▶ RECORDS SHOWN:
──────

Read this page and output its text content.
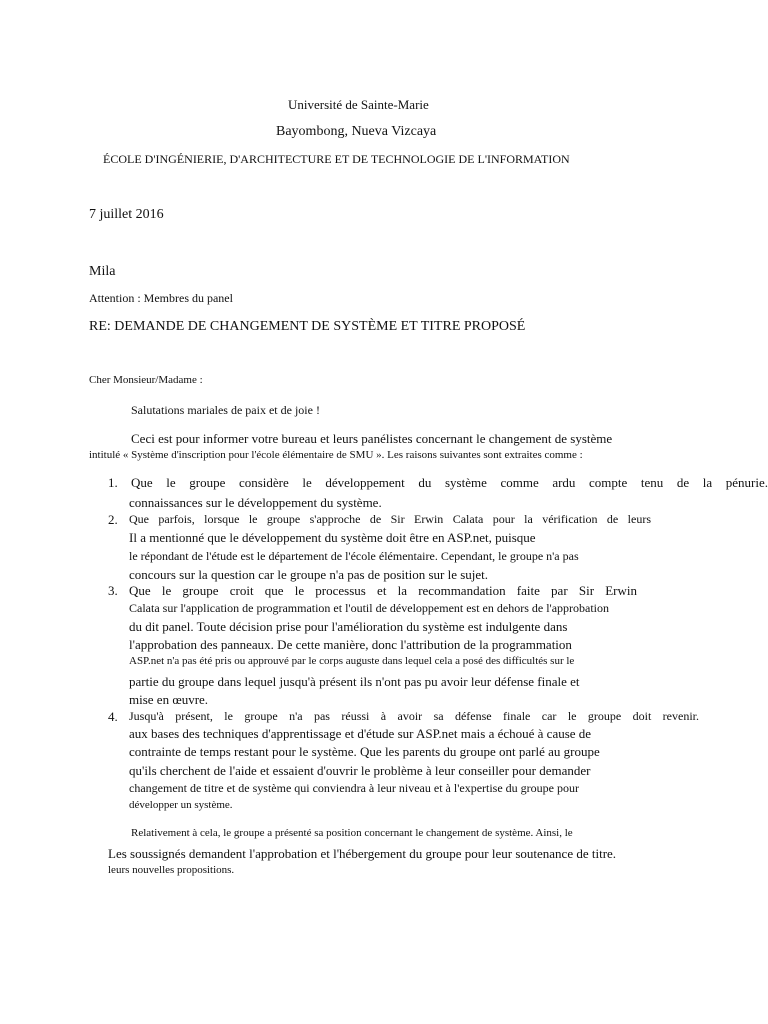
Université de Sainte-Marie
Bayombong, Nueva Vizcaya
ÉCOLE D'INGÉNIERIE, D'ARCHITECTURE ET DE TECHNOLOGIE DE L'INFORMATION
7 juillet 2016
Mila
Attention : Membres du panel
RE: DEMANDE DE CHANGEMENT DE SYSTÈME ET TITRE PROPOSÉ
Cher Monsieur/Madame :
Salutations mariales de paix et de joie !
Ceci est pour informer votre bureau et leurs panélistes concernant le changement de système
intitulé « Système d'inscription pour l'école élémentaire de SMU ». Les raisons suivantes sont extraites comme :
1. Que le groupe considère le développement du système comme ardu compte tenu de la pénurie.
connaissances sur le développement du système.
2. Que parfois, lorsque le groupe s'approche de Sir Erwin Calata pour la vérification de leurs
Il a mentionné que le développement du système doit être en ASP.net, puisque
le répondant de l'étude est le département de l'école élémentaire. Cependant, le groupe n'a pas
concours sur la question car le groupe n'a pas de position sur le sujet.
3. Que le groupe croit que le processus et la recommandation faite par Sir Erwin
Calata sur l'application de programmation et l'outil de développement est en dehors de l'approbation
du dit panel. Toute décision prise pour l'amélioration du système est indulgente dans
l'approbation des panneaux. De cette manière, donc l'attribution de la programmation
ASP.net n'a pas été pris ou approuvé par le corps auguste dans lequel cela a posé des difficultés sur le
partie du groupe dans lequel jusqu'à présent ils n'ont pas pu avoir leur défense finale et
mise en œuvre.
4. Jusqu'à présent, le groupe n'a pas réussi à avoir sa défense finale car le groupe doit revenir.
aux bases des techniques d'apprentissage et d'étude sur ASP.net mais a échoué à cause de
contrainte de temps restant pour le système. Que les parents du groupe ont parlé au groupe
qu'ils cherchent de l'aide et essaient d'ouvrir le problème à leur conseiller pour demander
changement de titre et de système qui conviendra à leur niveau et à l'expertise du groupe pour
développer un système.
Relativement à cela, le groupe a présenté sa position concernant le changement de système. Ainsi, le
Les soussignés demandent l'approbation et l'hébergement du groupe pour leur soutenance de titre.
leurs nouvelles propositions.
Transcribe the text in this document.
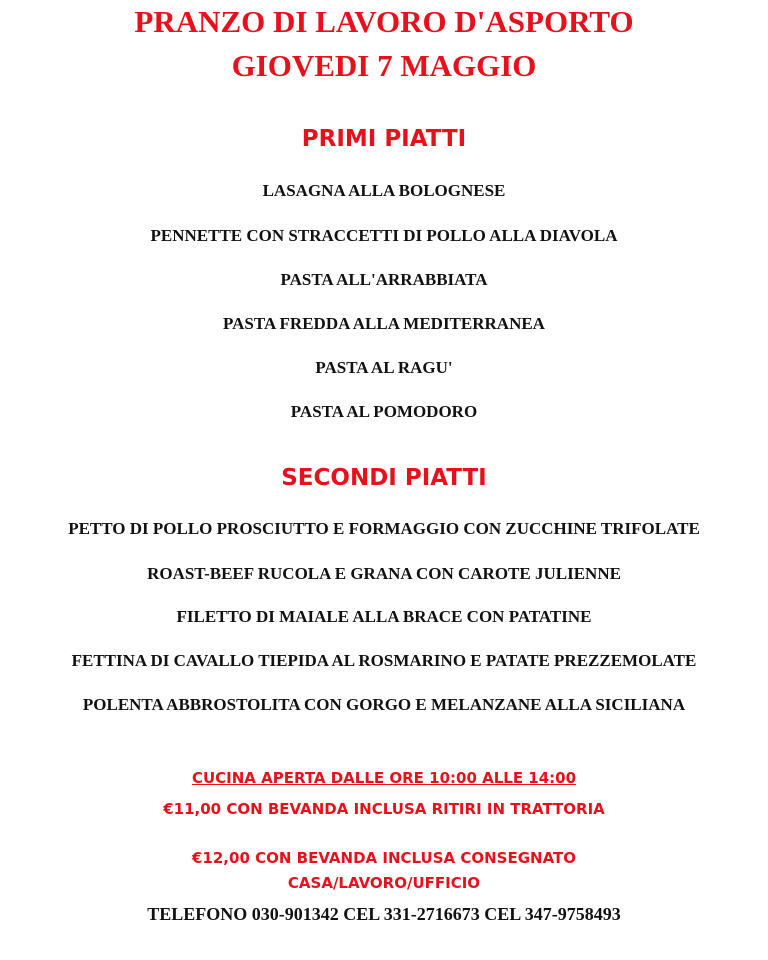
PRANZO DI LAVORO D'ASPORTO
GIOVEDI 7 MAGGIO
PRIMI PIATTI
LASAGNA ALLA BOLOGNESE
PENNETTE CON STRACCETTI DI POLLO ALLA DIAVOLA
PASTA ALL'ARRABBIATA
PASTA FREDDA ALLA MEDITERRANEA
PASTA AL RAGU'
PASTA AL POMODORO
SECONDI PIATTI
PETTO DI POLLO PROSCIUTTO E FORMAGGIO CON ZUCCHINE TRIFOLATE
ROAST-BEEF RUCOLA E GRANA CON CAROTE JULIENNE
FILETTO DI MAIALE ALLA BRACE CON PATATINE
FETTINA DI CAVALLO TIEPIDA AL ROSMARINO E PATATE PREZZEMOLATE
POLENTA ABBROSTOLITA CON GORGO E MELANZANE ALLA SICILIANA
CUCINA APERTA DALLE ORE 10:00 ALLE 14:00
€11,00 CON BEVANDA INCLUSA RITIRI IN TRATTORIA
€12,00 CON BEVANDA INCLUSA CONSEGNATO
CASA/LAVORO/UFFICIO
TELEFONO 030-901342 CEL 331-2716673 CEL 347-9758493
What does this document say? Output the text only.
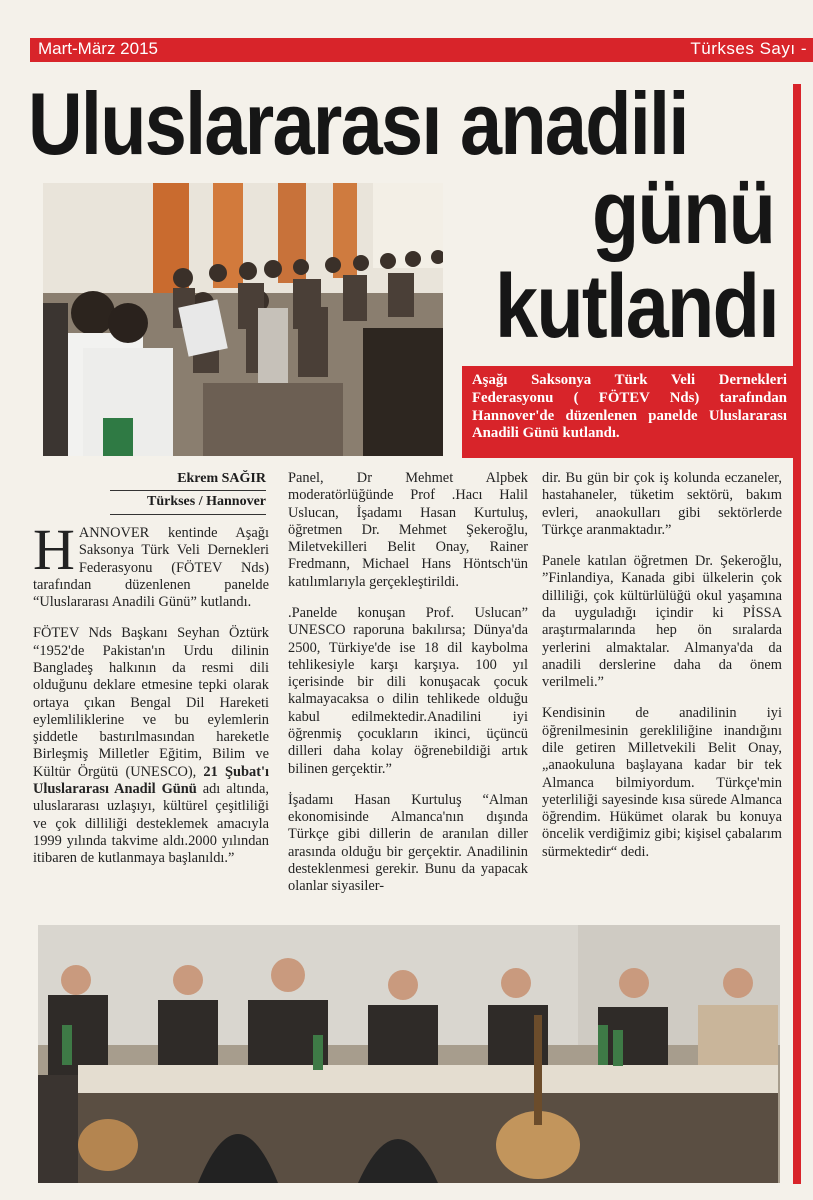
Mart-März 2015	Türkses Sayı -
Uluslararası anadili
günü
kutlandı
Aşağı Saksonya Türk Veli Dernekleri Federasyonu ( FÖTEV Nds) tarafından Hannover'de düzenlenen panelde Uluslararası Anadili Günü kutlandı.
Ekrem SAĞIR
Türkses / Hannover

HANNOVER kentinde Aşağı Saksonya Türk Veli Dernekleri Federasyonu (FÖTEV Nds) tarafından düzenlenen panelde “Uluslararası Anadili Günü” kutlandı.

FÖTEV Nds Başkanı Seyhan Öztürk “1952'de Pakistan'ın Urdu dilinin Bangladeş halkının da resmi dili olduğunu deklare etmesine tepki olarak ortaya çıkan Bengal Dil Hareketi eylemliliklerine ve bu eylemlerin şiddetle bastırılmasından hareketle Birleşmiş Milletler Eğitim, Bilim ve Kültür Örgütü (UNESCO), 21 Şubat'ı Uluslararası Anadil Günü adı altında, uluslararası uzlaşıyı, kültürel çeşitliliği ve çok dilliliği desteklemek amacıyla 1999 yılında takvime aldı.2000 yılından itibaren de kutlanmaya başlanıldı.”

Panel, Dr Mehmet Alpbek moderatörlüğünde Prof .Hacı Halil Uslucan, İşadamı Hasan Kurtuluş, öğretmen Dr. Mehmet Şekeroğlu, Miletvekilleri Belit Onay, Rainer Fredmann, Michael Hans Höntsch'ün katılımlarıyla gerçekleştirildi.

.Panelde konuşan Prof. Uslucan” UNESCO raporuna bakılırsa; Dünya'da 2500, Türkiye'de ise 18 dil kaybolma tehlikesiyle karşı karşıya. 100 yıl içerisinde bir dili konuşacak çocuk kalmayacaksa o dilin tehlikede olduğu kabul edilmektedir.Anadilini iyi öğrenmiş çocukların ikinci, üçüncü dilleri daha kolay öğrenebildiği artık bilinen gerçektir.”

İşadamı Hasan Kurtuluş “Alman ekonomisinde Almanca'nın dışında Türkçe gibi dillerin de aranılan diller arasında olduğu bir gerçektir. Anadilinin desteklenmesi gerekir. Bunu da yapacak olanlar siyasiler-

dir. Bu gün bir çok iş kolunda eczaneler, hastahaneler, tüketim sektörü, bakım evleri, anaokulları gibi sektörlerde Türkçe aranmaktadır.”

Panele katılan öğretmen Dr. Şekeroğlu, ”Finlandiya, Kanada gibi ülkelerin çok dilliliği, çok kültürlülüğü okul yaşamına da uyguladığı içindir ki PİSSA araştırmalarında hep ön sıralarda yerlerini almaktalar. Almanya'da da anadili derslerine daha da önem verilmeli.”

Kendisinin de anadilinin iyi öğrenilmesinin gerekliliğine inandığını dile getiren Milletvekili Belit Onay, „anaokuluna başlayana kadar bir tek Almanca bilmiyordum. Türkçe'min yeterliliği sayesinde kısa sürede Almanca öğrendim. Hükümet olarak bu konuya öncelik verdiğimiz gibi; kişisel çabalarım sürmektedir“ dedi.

──────

▶ WHAT IS ASKED:
Go through the data above and find the lines with the word "dans". Copy each of those lines.

▶ ANSWER BELOW:
du dit panel. Toute décision prise pour l'amélioration du système est indulgente dans
ASP.net n'a pas été pris ou approuvé par le corps auguste dans lequel cela a posé des difficultés sur le
partie du groupe dans lequel jusqu'à présent ils n'ont pas pu avoir leur défense finale et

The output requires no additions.